Items listed in a dataset
________________________________________
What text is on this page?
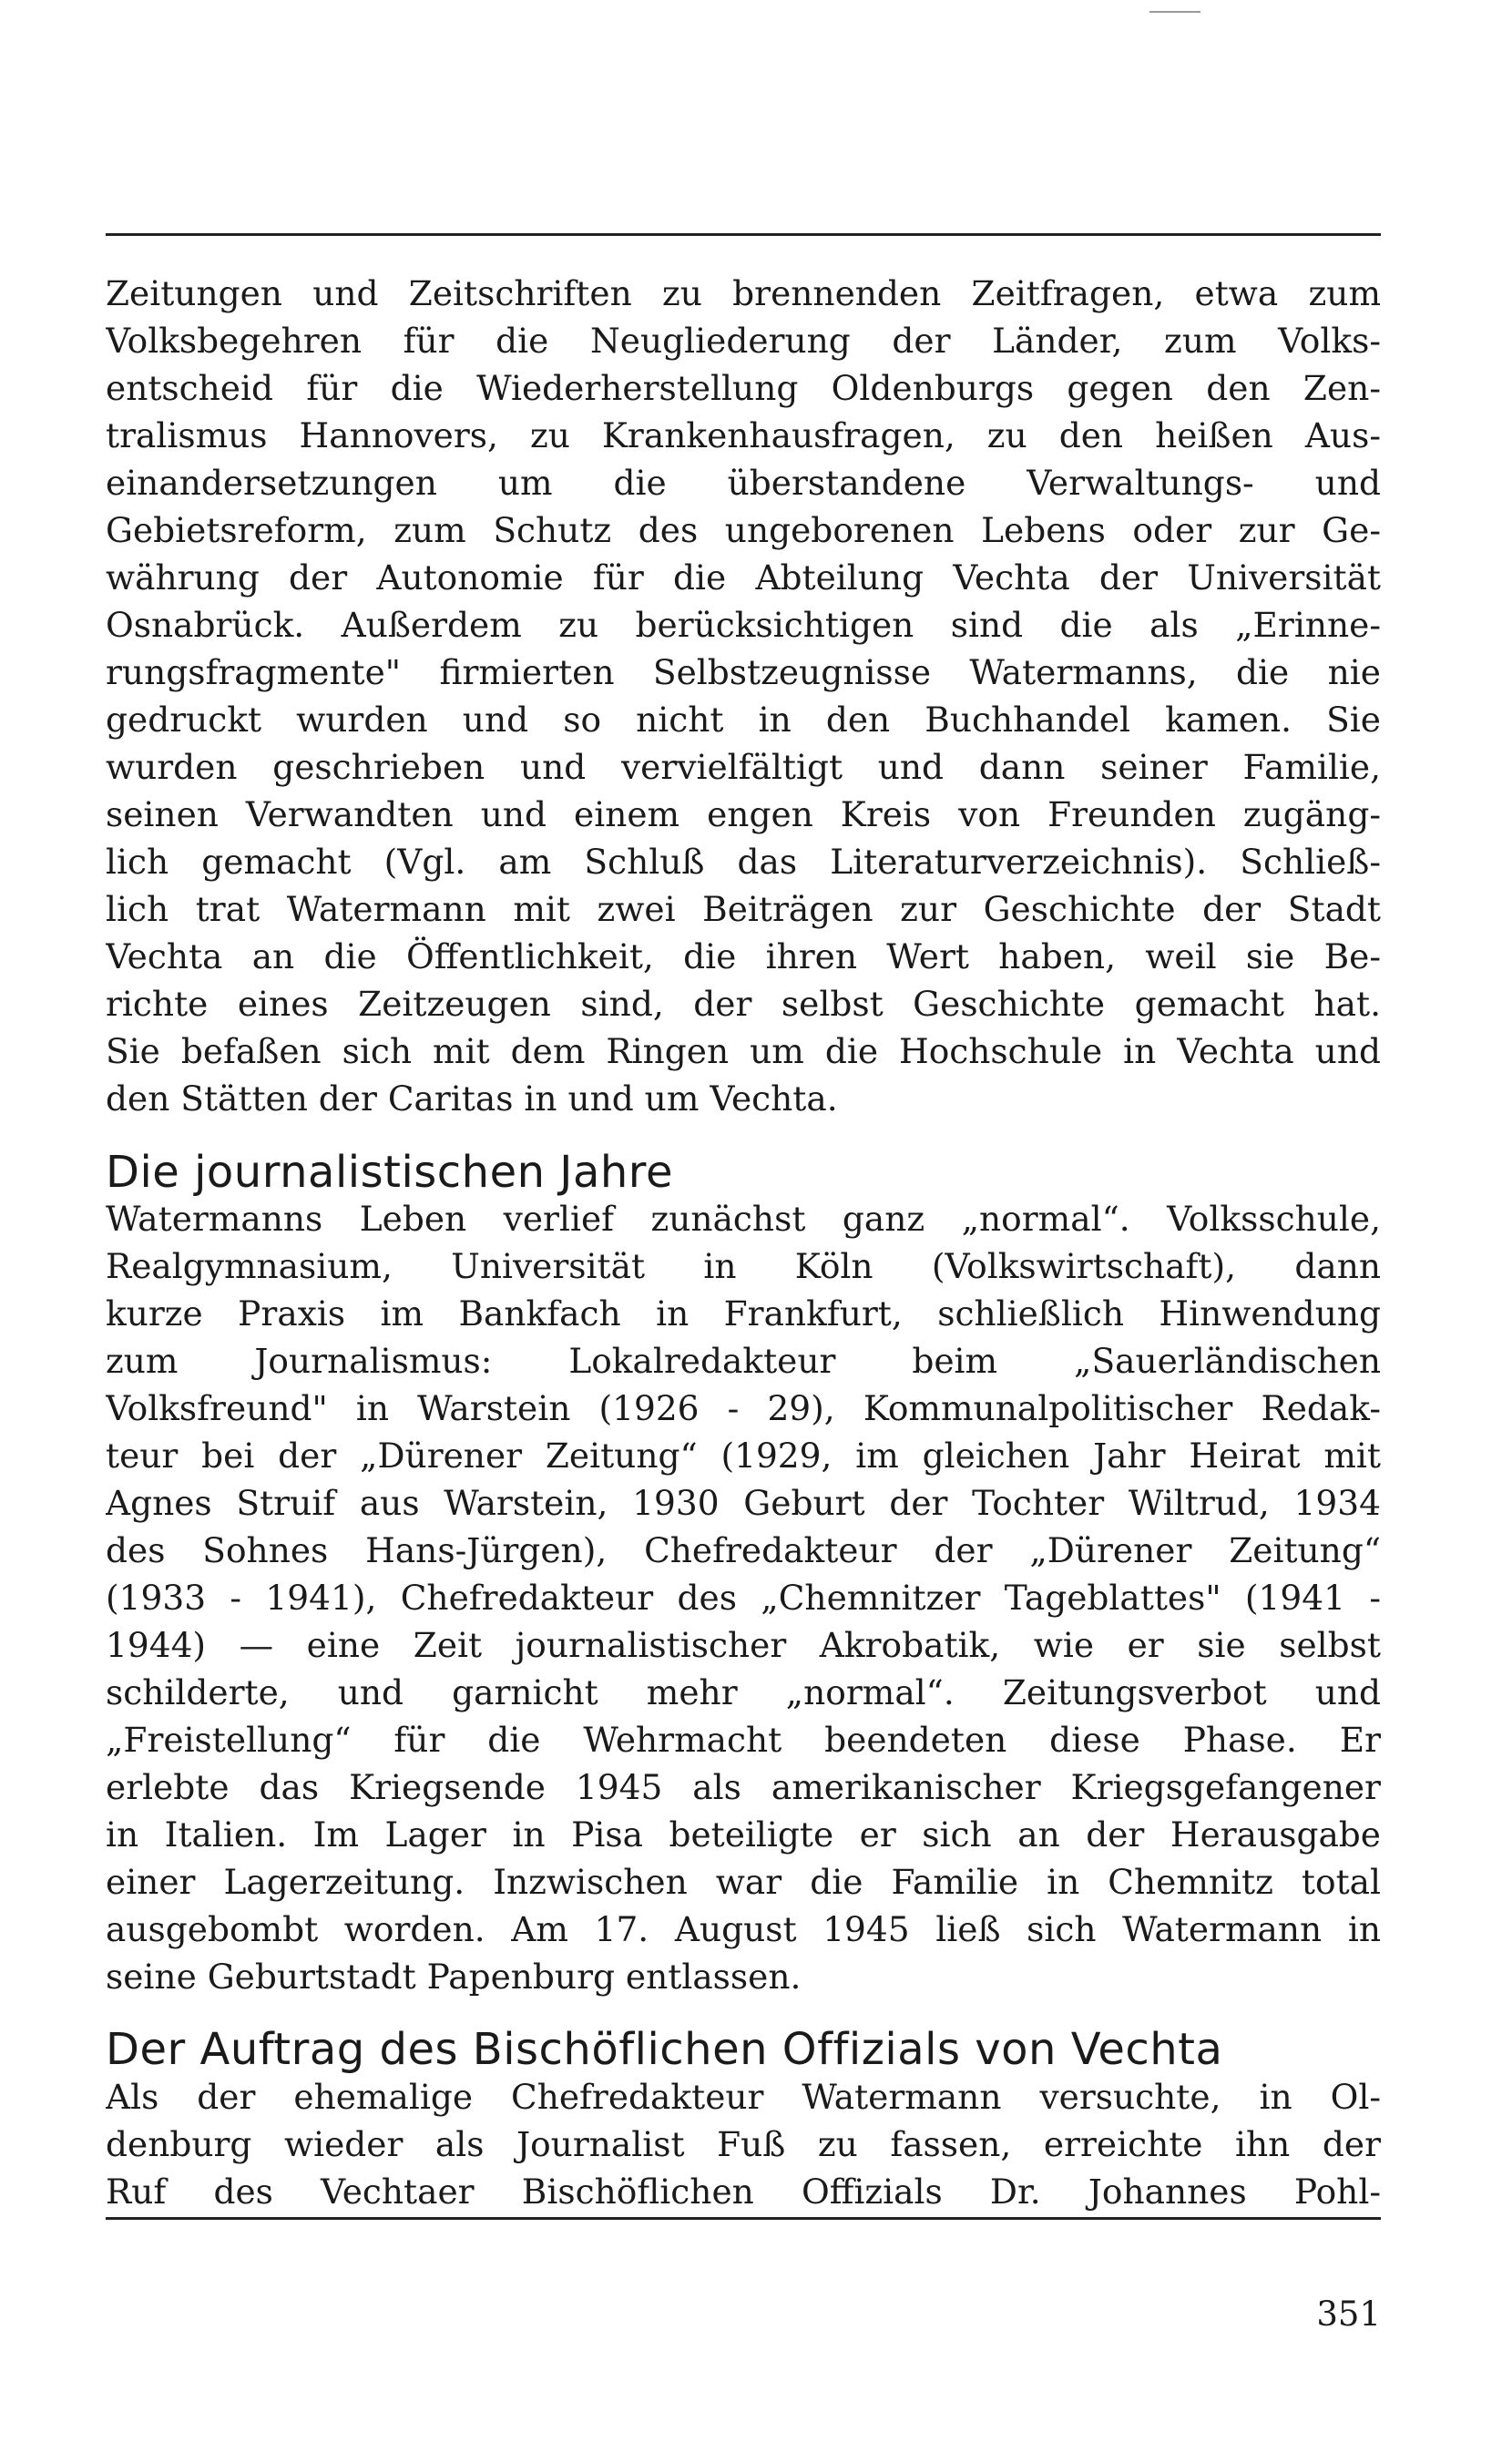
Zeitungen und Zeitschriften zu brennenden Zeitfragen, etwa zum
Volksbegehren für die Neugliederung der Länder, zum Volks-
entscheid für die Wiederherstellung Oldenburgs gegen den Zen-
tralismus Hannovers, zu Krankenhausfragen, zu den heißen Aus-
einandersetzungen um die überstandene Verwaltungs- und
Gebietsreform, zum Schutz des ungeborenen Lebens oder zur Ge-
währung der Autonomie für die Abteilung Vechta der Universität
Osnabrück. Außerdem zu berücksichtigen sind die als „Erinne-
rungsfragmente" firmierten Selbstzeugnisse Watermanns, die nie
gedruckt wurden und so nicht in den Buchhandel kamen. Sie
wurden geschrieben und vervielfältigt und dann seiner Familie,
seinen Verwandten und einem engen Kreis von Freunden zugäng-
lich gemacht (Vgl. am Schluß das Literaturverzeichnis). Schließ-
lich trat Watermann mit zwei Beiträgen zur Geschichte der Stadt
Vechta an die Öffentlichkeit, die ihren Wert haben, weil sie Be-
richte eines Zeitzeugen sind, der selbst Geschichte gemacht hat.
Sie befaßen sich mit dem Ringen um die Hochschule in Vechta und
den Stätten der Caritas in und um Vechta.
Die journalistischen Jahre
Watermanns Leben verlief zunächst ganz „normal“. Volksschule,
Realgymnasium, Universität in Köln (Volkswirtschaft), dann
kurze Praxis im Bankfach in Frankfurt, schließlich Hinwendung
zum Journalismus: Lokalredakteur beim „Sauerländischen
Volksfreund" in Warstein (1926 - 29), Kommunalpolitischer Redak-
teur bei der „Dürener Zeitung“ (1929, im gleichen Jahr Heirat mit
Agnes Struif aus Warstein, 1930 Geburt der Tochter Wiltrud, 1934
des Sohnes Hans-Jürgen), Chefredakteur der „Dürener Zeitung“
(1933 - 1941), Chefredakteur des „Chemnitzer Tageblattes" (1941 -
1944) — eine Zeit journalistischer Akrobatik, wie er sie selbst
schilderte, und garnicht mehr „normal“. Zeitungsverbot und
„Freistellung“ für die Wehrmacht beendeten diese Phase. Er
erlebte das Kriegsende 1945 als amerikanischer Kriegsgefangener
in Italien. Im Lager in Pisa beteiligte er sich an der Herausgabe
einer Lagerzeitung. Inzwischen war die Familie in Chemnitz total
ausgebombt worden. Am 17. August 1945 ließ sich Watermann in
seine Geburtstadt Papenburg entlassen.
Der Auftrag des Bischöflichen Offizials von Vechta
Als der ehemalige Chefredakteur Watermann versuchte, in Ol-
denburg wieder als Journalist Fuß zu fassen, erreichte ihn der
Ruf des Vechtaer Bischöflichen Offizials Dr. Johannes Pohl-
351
________________________________________
## Written request:
Which lines contain "normal"? Copy each of them.

## Correct output:
Watermanns Leben verlief zunächst ganz „normal“. Volksschule,
schilderte, und garnicht mehr „normal“. Zeitungsverbot und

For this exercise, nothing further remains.